═════ EXERCISE MATERIALS ═════

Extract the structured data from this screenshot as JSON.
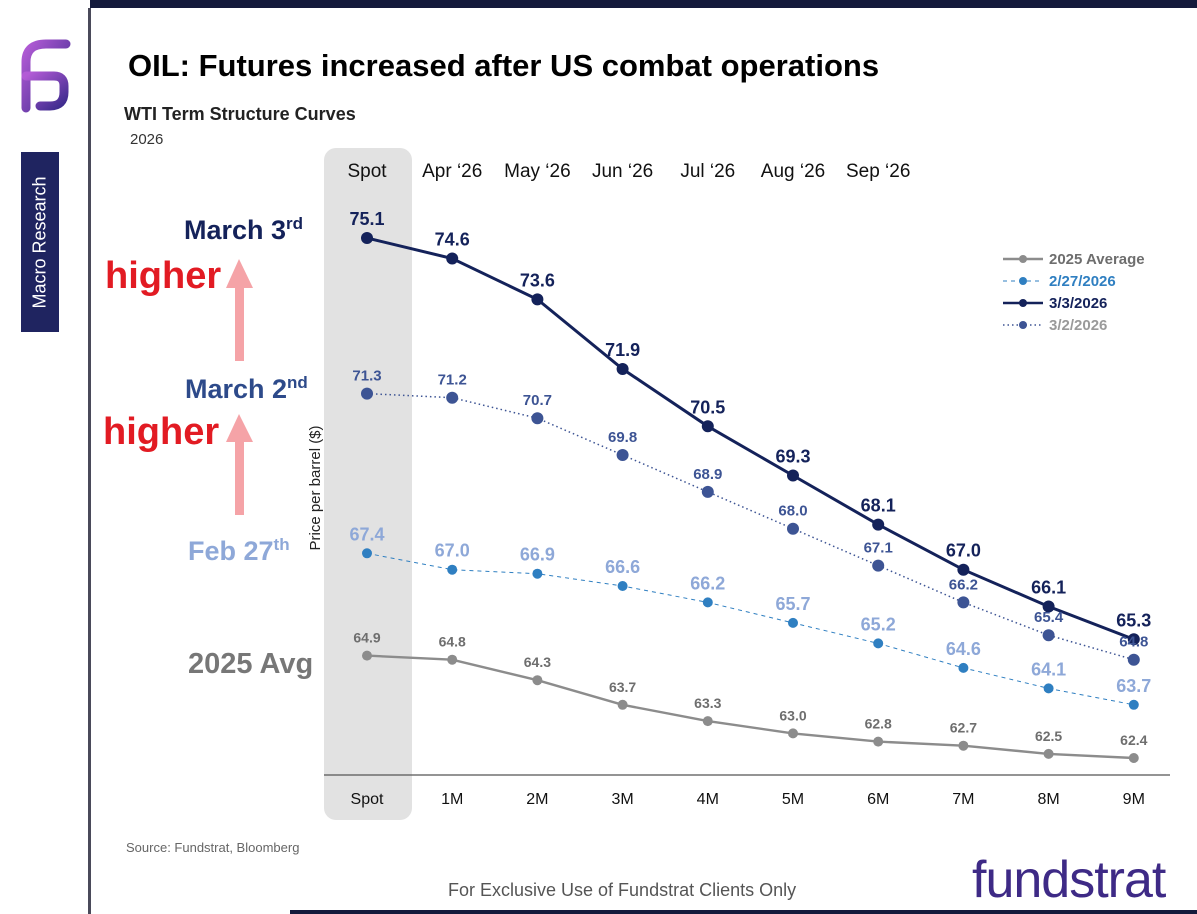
{
  "header": {
    "title": "OIL: Futures increased after US combat operations",
    "subtitle": "WTI Term Structure Curves",
    "year": "2026"
  },
  "sidebar": {
    "tab_label": "Macro Research",
    "logo_icon": "fundstrat-f-logo-icon"
  },
  "annotations": {
    "march3": "March 3",
    "march3_sup": "rd",
    "march2": "March 2",
    "march2_sup": "nd",
    "feb27": "Feb 27",
    "feb27_sup": "th",
    "avg2025": "2025 Avg",
    "higher_1": "higher",
    "higher_2": "higher"
  },
  "footer": {
    "source": "Source: Fundstrat, Bloomberg",
    "disclaimer": "For Exclusive Use of Fundstrat Clients Only",
    "brand": "fundstrat"
  },
  "chart_data": {
    "type": "line",
    "title": "WTI Term Structure Curves",
    "ylabel": "Price per barrel ($)",
    "xlabel": "",
    "categories": [
      "Spot",
      "1M",
      "2M",
      "3M",
      "4M",
      "5M",
      "6M",
      "7M",
      "8M",
      "9M"
    ],
    "top_labels": [
      "Spot",
      "Apr ‘26",
      "May ‘26",
      "Jun ‘26",
      "Jul ‘26",
      "Aug ‘26",
      "Sep ‘26"
    ],
    "ylim": [
      61.5,
      75.5
    ],
    "grid": false,
    "legend_position": "top-right",
    "series": [
      {
        "name": "2025 Average",
        "color": "#8c8c8c",
        "label_color": "#6e6e6e",
        "style": "solid",
        "values": [
          64.9,
          64.8,
          64.3,
          63.7,
          63.3,
          63.0,
          62.8,
          62.7,
          62.5,
          62.4
        ]
      },
      {
        "name": "2/27/2026",
        "color": "#2f7fc1",
        "label_color": "#8ea8d8",
        "style": "dashed",
        "values": [
          67.4,
          67.0,
          66.9,
          66.6,
          66.2,
          65.7,
          65.2,
          64.6,
          64.1,
          63.7
        ]
      },
      {
        "name": "3/3/2026",
        "color": "#14225a",
        "label_color": "#14225a",
        "style": "solid-bold",
        "values": [
          75.1,
          74.6,
          73.6,
          71.9,
          70.5,
          69.3,
          68.1,
          67.0,
          66.1,
          65.3
        ]
      },
      {
        "name": "3/2/2026",
        "color": "#3d5494",
        "label_color": "#3d5494",
        "style": "dotted",
        "values": [
          71.3,
          71.2,
          70.7,
          69.8,
          68.9,
          68.0,
          67.1,
          66.2,
          65.4,
          64.8
        ]
      }
    ],
    "colors": {
      "spot_band": "#e2e2e2",
      "higher_text": "#e21b23",
      "higher_arrow": "#f5a3a7",
      "feb27_text": "#8ea8d8",
      "avg_text": "#777777"
    }
  }
}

═════

AIM OF THE EXERCISE: Copy out each line in the listing that has the word "name".

EXPECTED OUTPUT:
        "name": "2025 Average",
        "name": "2/27/2026",
        "name": "3/3/2026",
        "name": "3/2/2026",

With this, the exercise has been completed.